## Exercise:
Locate the lines that hold the string "this". Copy every such line.

## Information shown:
— start —
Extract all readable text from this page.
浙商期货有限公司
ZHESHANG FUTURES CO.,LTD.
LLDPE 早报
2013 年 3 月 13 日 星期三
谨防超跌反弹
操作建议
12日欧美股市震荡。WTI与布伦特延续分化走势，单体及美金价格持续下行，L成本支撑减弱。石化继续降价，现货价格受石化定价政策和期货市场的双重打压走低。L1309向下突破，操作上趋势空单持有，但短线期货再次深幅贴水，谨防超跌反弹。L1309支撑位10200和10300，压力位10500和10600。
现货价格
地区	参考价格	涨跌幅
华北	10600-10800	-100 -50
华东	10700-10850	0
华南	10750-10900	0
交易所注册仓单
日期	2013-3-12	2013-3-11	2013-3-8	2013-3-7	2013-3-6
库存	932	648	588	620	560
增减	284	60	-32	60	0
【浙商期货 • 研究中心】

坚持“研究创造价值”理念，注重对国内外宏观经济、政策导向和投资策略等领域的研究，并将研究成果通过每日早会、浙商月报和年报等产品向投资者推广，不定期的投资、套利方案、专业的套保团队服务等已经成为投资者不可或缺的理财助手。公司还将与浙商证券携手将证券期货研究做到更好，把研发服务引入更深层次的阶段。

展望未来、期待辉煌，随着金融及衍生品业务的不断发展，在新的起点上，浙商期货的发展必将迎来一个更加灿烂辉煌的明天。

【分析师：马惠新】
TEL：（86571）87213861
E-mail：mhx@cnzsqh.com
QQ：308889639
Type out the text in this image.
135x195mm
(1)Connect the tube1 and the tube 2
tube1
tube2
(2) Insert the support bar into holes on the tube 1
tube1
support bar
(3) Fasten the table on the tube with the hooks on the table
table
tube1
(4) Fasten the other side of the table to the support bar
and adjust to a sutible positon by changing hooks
— end —
## Task response:
Extract all readable text from this page.
Type out the text in this image.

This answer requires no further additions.